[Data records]
+===+
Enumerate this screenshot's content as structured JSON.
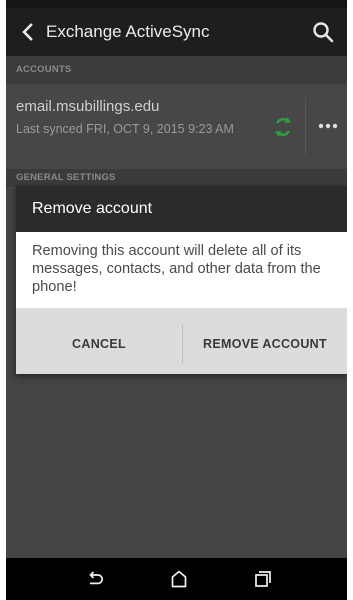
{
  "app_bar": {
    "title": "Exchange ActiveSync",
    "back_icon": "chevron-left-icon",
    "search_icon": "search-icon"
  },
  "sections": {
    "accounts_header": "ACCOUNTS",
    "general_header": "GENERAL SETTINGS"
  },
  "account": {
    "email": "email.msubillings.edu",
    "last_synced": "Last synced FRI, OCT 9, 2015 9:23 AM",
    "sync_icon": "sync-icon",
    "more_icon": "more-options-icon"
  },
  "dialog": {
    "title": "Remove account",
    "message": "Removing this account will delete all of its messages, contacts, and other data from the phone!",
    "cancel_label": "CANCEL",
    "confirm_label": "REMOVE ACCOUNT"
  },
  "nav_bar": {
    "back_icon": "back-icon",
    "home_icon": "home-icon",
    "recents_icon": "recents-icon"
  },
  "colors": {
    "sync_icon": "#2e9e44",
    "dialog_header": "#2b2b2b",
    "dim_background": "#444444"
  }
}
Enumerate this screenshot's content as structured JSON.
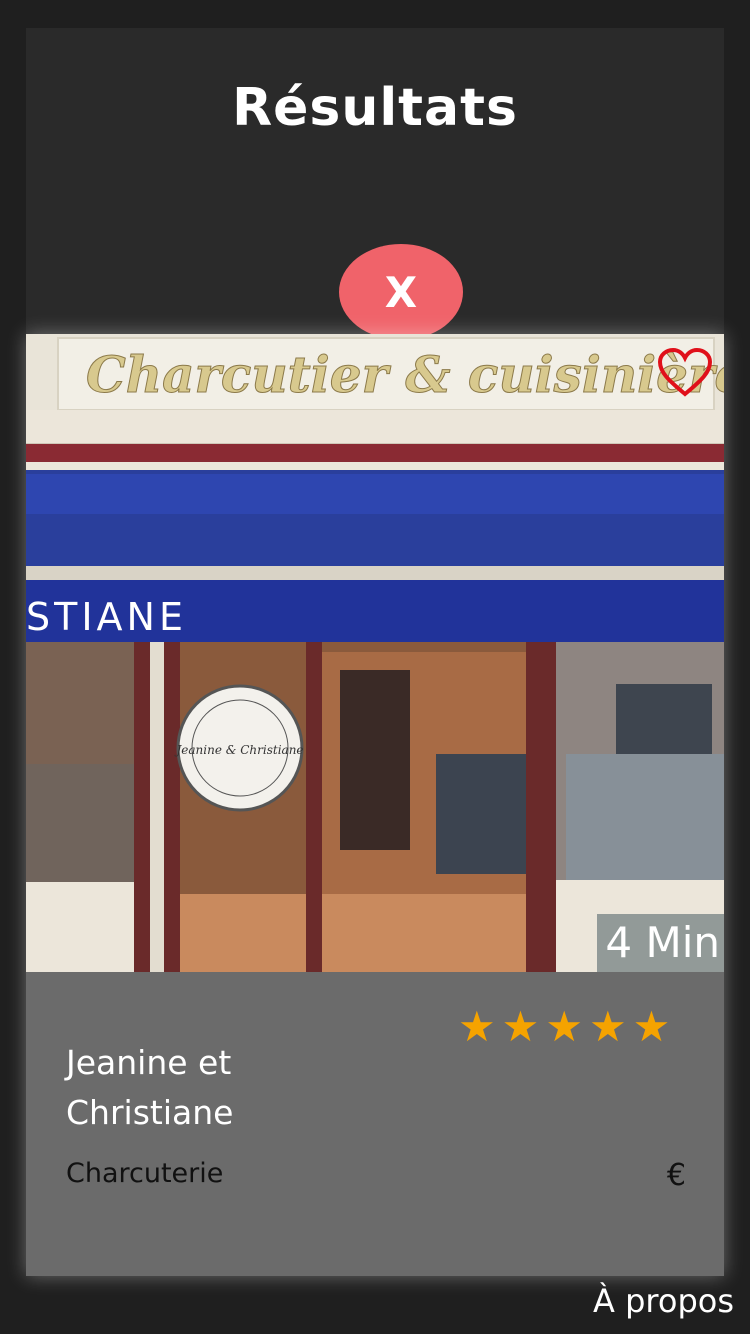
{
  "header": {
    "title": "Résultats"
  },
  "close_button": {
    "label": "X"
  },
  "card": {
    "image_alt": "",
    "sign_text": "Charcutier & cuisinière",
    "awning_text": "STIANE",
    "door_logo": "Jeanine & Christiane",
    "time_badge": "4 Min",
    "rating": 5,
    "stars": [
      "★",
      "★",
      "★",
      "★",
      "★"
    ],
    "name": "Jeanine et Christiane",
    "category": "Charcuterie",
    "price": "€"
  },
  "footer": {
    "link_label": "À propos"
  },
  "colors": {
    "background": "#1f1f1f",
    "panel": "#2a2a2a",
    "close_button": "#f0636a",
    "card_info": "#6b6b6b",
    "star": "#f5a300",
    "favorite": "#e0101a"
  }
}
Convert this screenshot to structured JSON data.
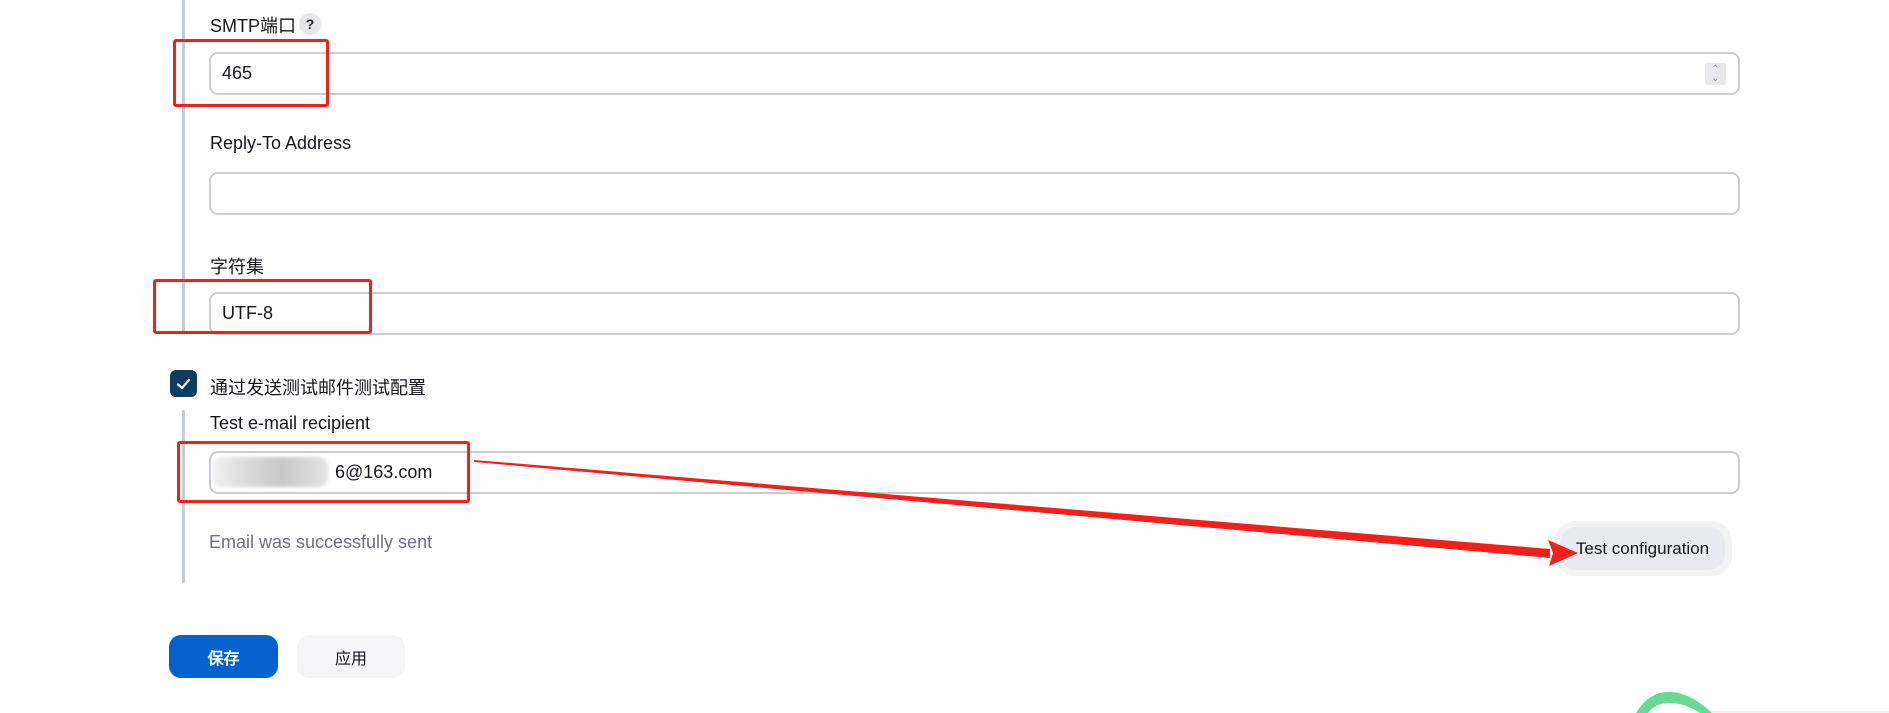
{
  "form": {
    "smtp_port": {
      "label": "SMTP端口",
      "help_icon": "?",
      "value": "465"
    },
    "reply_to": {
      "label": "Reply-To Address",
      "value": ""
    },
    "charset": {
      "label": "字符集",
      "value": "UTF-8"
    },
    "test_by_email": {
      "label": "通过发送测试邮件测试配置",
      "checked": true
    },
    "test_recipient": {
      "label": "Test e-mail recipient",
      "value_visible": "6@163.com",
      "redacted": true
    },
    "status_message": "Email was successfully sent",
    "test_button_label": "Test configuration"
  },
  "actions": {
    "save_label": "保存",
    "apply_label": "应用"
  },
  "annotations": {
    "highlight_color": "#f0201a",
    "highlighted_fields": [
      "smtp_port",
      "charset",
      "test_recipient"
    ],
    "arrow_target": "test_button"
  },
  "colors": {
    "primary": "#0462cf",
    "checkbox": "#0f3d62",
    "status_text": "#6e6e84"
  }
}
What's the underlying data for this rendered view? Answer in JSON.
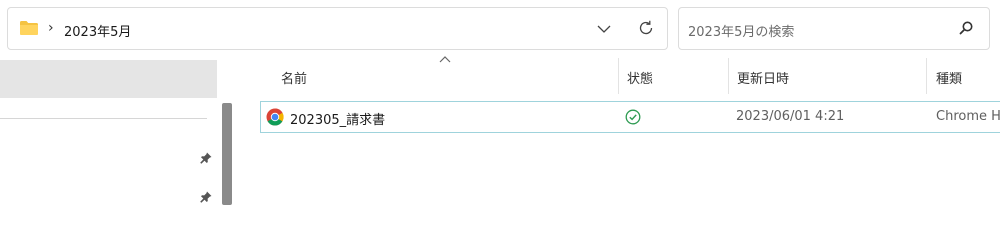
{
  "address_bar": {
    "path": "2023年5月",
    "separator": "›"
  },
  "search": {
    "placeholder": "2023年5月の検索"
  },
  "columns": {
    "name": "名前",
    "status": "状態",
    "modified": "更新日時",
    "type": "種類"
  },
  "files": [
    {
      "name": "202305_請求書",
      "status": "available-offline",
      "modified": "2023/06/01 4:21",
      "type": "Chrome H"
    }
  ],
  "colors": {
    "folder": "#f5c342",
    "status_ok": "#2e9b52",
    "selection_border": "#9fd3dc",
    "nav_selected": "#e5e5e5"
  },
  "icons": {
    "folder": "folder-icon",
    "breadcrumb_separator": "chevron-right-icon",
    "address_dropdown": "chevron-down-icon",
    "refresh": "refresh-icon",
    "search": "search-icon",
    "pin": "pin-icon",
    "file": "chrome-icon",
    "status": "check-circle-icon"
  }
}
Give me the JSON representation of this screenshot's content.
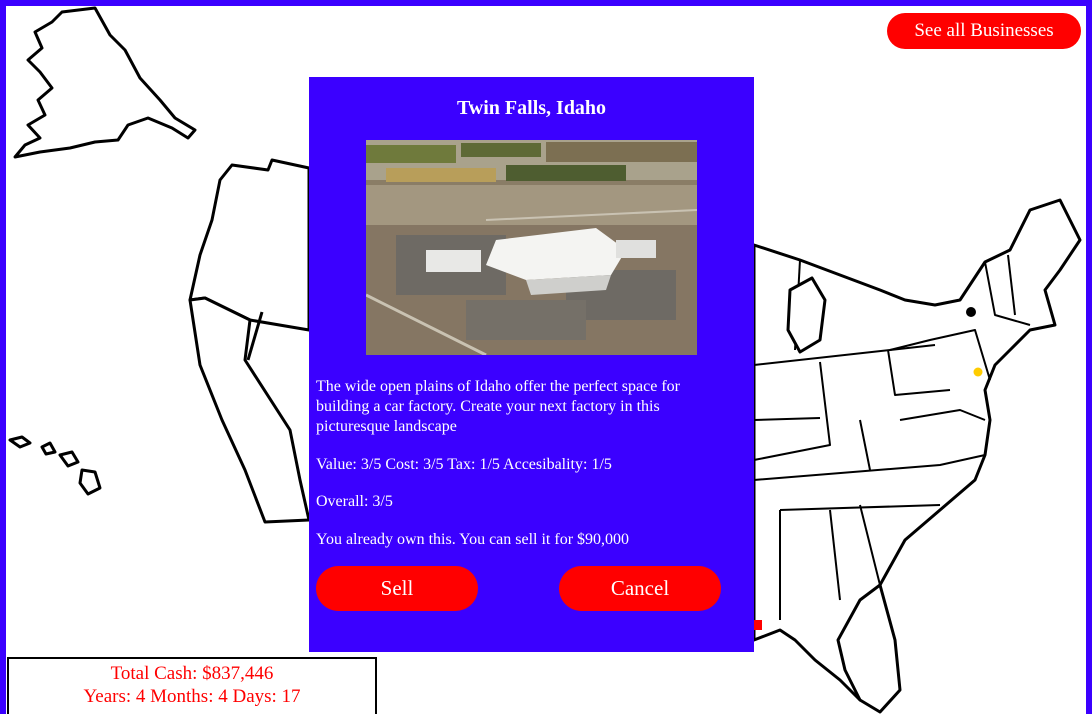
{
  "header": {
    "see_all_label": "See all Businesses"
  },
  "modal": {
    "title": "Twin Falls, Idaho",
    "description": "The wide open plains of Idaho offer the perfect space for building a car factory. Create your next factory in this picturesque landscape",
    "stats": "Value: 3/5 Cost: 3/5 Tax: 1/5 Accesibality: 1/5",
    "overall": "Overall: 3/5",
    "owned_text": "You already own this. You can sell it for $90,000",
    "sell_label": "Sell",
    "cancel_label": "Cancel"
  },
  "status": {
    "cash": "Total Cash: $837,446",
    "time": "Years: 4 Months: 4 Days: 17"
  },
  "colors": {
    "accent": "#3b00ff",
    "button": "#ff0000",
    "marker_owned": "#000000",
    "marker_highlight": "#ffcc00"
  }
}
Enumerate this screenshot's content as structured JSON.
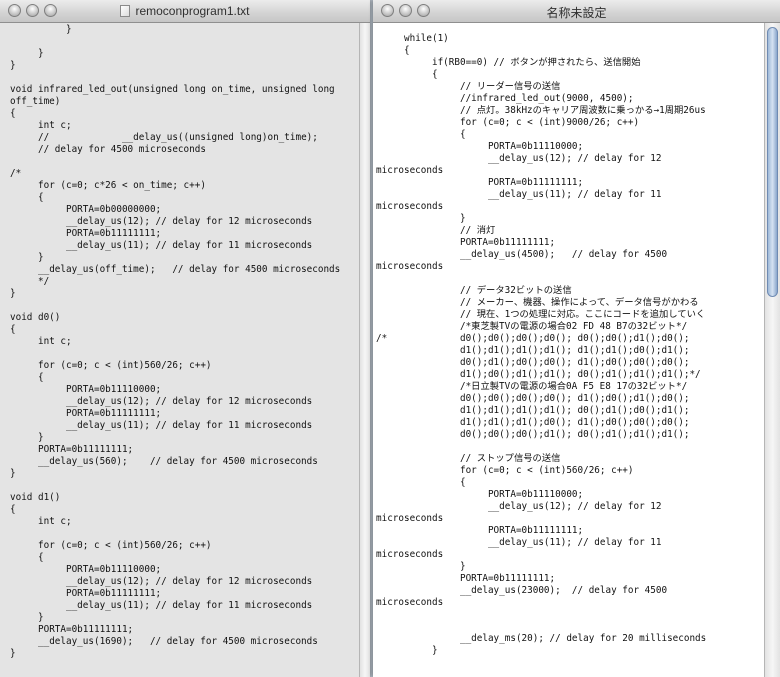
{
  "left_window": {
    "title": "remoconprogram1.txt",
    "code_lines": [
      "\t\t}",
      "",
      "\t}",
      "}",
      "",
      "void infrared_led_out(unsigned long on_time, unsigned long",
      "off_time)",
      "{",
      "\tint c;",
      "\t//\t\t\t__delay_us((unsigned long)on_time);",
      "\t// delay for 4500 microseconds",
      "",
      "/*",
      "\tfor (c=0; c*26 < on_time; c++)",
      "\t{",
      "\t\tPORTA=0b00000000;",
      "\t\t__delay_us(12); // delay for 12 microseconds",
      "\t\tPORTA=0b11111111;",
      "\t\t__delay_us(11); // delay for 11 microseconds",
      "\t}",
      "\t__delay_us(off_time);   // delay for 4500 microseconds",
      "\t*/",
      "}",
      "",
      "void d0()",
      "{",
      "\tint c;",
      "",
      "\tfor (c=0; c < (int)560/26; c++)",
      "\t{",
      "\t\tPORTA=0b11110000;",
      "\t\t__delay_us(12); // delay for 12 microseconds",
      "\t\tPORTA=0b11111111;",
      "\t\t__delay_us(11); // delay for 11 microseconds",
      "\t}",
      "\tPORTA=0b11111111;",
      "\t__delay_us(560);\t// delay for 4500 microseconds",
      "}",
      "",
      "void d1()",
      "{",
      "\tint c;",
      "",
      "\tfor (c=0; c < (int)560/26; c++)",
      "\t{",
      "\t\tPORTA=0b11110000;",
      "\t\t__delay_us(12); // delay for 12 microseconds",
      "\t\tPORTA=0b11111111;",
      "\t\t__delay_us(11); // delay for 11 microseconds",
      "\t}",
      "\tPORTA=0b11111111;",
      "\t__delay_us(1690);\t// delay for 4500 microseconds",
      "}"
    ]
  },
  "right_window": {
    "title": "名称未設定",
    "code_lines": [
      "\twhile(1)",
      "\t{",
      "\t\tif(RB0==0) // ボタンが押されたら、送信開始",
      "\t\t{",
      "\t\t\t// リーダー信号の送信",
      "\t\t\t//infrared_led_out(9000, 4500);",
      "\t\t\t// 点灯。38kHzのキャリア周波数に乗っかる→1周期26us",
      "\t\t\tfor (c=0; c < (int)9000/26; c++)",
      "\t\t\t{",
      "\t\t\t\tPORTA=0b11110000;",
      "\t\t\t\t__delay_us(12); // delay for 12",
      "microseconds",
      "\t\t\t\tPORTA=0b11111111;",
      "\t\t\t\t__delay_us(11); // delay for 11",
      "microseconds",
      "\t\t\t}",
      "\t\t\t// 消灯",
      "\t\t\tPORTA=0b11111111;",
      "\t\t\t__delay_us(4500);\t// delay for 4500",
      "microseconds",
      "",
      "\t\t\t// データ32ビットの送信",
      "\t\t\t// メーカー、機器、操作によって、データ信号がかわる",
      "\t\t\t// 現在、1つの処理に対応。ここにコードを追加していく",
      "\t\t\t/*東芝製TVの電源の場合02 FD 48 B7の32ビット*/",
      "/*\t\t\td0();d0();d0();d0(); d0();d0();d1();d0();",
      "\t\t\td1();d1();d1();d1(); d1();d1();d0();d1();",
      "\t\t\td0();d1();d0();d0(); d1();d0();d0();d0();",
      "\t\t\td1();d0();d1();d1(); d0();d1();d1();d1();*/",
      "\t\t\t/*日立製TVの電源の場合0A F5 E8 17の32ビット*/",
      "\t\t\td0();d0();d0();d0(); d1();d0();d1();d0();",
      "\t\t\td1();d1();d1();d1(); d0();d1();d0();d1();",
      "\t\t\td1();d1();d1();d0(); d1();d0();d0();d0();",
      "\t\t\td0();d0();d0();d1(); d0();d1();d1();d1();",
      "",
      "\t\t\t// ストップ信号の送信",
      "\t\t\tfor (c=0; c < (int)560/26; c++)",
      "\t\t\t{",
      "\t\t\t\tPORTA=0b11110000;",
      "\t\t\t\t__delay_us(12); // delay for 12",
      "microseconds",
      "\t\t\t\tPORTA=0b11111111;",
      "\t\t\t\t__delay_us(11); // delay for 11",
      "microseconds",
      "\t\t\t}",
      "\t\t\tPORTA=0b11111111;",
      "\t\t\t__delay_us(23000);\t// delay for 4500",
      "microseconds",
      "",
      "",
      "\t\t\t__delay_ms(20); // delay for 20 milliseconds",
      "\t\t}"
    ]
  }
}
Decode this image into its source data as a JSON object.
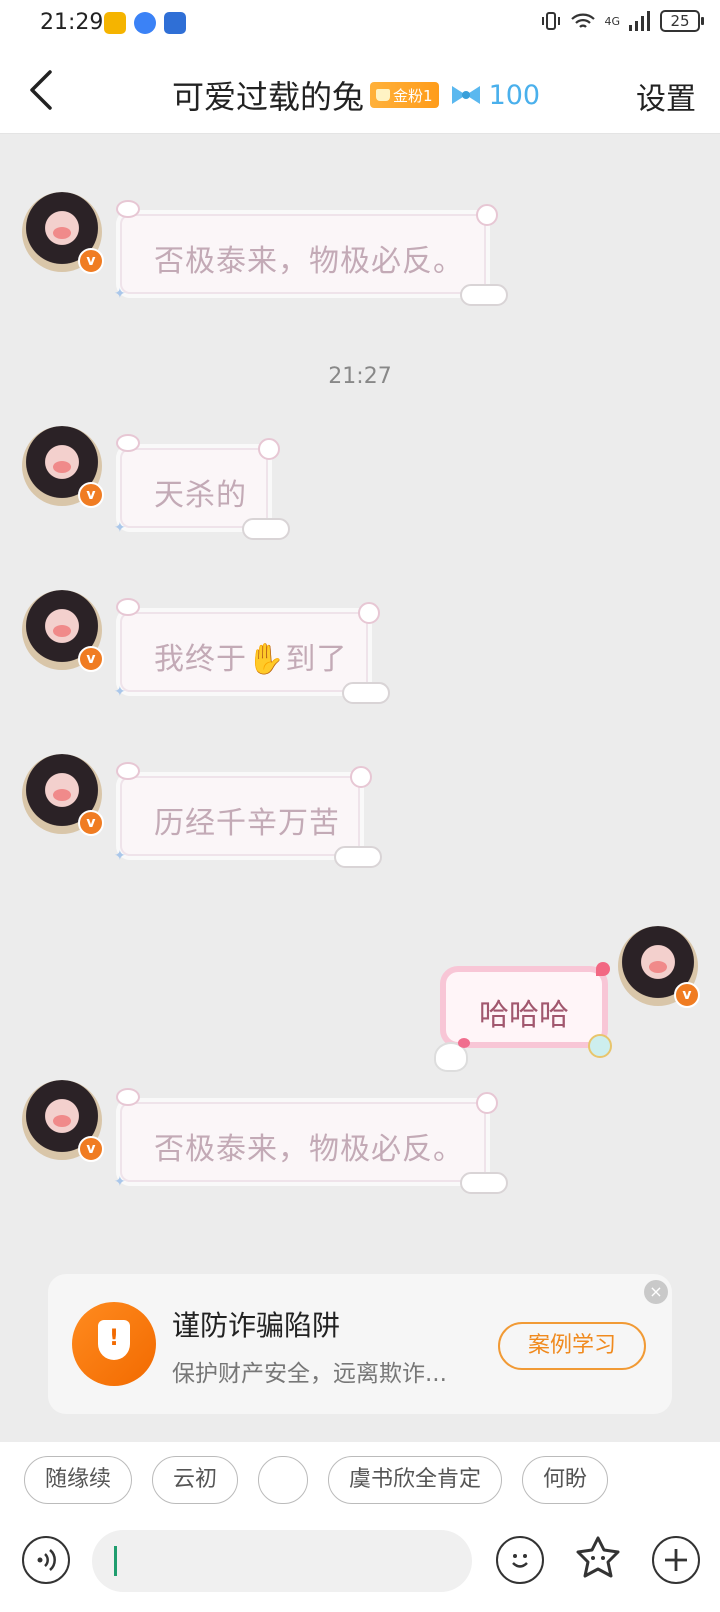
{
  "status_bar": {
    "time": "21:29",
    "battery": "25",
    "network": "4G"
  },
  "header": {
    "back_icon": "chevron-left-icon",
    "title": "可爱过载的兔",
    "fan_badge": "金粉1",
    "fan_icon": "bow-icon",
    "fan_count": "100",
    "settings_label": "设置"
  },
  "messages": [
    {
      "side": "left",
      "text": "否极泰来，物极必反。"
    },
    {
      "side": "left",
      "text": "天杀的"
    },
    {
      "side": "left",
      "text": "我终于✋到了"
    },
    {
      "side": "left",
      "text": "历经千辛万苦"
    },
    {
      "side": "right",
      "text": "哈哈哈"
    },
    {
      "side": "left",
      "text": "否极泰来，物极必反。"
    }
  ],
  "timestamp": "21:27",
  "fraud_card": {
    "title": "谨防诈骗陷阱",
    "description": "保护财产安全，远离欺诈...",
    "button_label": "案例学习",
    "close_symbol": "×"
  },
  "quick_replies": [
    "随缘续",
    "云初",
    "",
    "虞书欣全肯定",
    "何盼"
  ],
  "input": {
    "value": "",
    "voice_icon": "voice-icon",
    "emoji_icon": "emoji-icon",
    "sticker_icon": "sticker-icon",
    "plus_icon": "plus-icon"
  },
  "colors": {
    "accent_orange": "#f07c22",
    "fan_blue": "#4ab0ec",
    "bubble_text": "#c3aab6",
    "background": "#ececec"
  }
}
+===+
• _Work to be completed_
Your answer should be a single number: the count of lines that contain "name".

• _Response below_
3